Extract every line of the material below and reproduce it faithfully.

## INPUT DATA
▬▬▬

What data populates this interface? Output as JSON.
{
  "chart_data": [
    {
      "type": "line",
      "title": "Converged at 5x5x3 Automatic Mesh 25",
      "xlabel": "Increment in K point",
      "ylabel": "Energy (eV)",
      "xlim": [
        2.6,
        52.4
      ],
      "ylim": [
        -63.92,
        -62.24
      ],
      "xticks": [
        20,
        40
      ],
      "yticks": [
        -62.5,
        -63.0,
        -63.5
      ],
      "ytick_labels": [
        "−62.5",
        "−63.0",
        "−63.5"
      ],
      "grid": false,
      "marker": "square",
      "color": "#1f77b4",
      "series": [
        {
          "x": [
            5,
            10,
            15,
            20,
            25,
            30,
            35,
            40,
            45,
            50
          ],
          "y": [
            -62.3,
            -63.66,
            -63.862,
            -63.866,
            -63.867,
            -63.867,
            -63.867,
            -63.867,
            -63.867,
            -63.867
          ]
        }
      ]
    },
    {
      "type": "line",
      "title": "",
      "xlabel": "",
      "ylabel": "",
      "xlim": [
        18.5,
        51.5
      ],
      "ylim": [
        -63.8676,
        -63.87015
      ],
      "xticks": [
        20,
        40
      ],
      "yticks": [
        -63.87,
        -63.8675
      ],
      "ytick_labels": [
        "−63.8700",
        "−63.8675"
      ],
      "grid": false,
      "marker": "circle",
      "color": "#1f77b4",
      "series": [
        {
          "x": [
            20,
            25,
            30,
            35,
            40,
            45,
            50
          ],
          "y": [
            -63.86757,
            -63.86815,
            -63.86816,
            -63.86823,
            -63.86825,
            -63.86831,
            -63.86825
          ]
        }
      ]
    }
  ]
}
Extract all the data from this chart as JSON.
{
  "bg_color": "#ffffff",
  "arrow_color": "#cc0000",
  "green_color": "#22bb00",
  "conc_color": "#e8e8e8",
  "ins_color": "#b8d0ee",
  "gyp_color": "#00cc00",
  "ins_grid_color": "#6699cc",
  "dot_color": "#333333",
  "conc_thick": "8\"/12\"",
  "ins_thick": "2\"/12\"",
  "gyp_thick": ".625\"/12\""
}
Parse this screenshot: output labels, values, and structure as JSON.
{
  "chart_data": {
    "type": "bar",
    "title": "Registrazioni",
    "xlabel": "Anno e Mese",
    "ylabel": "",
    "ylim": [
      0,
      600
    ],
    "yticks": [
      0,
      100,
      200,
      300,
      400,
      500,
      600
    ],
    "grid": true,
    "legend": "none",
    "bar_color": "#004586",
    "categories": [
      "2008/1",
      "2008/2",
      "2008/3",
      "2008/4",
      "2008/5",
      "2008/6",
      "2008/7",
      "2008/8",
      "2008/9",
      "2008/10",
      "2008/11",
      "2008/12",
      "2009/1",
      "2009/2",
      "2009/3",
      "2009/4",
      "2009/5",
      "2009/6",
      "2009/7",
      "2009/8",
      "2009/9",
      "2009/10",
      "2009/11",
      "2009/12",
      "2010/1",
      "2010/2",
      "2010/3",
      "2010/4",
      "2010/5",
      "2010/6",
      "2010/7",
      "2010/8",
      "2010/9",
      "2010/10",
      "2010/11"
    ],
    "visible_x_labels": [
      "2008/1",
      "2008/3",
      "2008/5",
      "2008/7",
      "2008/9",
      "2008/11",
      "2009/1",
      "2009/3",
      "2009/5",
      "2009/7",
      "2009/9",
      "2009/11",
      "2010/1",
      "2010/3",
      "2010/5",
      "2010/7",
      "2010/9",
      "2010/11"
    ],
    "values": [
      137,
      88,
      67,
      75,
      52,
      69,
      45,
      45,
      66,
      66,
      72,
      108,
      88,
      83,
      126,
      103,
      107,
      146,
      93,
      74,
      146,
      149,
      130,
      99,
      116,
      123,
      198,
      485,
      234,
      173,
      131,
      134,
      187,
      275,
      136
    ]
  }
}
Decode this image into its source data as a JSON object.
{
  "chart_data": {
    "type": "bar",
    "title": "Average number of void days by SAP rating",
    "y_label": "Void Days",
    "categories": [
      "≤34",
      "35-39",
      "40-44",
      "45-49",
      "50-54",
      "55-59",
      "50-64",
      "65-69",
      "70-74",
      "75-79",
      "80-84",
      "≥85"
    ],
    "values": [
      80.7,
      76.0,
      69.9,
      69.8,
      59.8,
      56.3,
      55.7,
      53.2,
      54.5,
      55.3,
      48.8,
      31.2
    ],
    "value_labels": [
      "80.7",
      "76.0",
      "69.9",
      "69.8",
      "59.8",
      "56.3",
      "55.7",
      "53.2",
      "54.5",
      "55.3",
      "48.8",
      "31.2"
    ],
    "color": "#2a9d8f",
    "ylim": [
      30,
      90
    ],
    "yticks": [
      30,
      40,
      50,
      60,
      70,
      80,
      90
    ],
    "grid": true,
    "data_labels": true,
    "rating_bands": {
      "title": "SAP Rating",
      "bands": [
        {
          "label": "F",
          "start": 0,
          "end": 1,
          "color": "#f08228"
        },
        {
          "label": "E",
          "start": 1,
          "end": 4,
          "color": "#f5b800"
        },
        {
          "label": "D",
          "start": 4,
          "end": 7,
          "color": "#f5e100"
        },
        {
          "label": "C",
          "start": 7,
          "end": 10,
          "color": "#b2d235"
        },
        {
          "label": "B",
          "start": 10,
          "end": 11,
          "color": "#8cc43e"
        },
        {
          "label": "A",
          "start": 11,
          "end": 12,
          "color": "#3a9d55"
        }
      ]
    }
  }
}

▬▬▬

## RESULT FOR THIS TASK
What data populates this interface? Output as JSON.
{
  "chart_data": [
    {
      "type": "line",
      "title": "Converged at 5x5x3 Automatic Mesh 25",
      "xlabel": "Increment in K point",
      "ylabel": "Energy (eV)",
      "xlim": [
        2.6,
        52.4
      ],
      "ylim": [
        -63.92,
        -62.24
      ],
      "xticks": [
        20,
        40
      ],
      "yticks": [
        -62.5,
        -63.0,
        -63.5
      ],
      "ytick_labels": [
        "−62.5",
        "−63.0",
        "−63.5"
      ],
      "grid": false,
      "marker": "square",
      "color": "#1f77b4",
      "series": [
        {
          "x": [
            5,
            10,
            15,
            20,
            25,
            30,
            35,
            40,
            45,
            50
          ],
          "y": [
            -62.3,
            -63.66,
            -63.862,
            -63.866,
            -63.867,
            -63.867,
            -63.867,
            -63.867,
            -63.867,
            -63.867
          ]
        }
      ]
    },
    {
      "type": "line",
      "title": "",
      "xlabel": "",
      "ylabel": "",
      "xlim": [
        18.5,
        51.5
      ],
      "ylim": [
        -63.8676,
        -63.87015
      ],
      "xticks": [
        20,
        40
      ],
      "yticks": [
        -63.87,
        -63.8675
      ],
      "ytick_labels": [
        "−63.8700",
        "−63.8675"
      ],
      "grid": false,
      "marker": "circle",
      "color": "#1f77b4",
      "series": [
        {
          "x": [
            20,
            25,
            30,
            35,
            40,
            45,
            50
          ],
          "y": [
            -63.86757,
            -63.86815,
            -63.86816,
            -63.86823,
            -63.86825,
            -63.86831,
            -63.86825
          ]
        }
      ]
    }
  ]
}
Extract all the data from this chart as JSON.
{
  "bg_color": "#ffffff",
  "arrow_color": "#cc0000",
  "green_color": "#22bb00",
  "conc_color": "#e8e8e8",
  "ins_color": "#b8d0ee",
  "gyp_color": "#00cc00",
  "ins_grid_color": "#6699cc",
  "dot_color": "#333333",
  "conc_thick": "8\"/12\"",
  "ins_thick": "2\"/12\"",
  "gyp_thick": ".625\"/12\""
}
Parse this screenshot: output labels, values, and structure as JSON.
{
  "chart_data": {
    "type": "bar",
    "title": "Registrazioni",
    "xlabel": "Anno e Mese",
    "ylabel": "",
    "ylim": [
      0,
      600
    ],
    "yticks": [
      0,
      100,
      200,
      300,
      400,
      500,
      600
    ],
    "grid": true,
    "legend": "none",
    "bar_color": "#004586",
    "categories": [
      "2008/1",
      "2008/2",
      "2008/3",
      "2008/4",
      "2008/5",
      "2008/6",
      "2008/7",
      "2008/8",
      "2008/9",
      "2008/10",
      "2008/11",
      "2008/12",
      "2009/1",
      "2009/2",
      "2009/3",
      "2009/4",
      "2009/5",
      "2009/6",
      "2009/7",
      "2009/8",
      "2009/9",
      "2009/10",
      "2009/11",
      "2009/12",
      "2010/1",
      "2010/2",
      "2010/3",
      "2010/4",
      "2010/5",
      "2010/6",
      "2010/7",
      "2010/8",
      "2010/9",
      "2010/10",
      "2010/11"
    ],
    "visible_x_labels": [
      "2008/1",
      "2008/3",
      "2008/5",
      "2008/7",
      "2008/9",
      "2008/11",
      "2009/1",
      "2009/3",
      "2009/5",
      "2009/7",
      "2009/9",
      "2009/11",
      "2010/1",
      "2010/3",
      "2010/5",
      "2010/7",
      "2010/9",
      "2010/11"
    ],
    "values": [
      137,
      88,
      67,
      75,
      52,
      69,
      45,
      45,
      66,
      66,
      72,
      108,
      88,
      83,
      126,
      103,
      107,
      146,
      93,
      74,
      146,
      149,
      130,
      99,
      116,
      123,
      198,
      485,
      234,
      173,
      131,
      134,
      187,
      275,
      136
    ]
  }
}
Decode this image into its source data as a JSON object.
{
  "chart_data": {
    "type": "bar",
    "title": "Average number of void days by SAP rating",
    "y_label": "Void Days",
    "categories": [
      "≤34",
      "35-39",
      "40-44",
      "45-49",
      "50-54",
      "55-59",
      "50-64",
      "65-69",
      "70-74",
      "75-79",
      "80-84",
      "≥85"
    ],
    "values": [
      80.7,
      76.0,
      69.9,
      69.8,
      59.8,
      56.3,
      55.7,
      53.2,
      54.5,
      55.3,
      48.8,
      31.2
    ],
    "value_labels": [
      "80.7",
      "76.0",
      "69.9",
      "69.8",
      "59.8",
      "56.3",
      "55.7",
      "53.2",
      "54.5",
      "55.3",
      "48.8",
      "31.2"
    ],
    "color": "#2a9d8f",
    "ylim": [
      30,
      90
    ],
    "yticks": [
      30,
      40,
      50,
      60,
      70,
      80,
      90
    ],
    "grid": true,
    "data_labels": true,
    "rating_bands": {
      "title": "SAP Rating",
      "bands": [
        {
          "label": "F",
          "start": 0,
          "end": 1,
          "color": "#f08228"
        },
        {
          "label": "E",
          "start": 1,
          "end": 4,
          "color": "#f5b800"
        },
        {
          "label": "D",
          "start": 4,
          "end": 7,
          "color": "#f5e100"
        },
        {
          "label": "C",
          "start": 7,
          "end": 10,
          "color": "#b2d235"
        },
        {
          "label": "B",
          "start": 10,
          "end": 11,
          "color": "#8cc43e"
        },
        {
          "label": "A",
          "start": 11,
          "end": 12,
          "color": "#3a9d55"
        }
      ]
    }
  }
}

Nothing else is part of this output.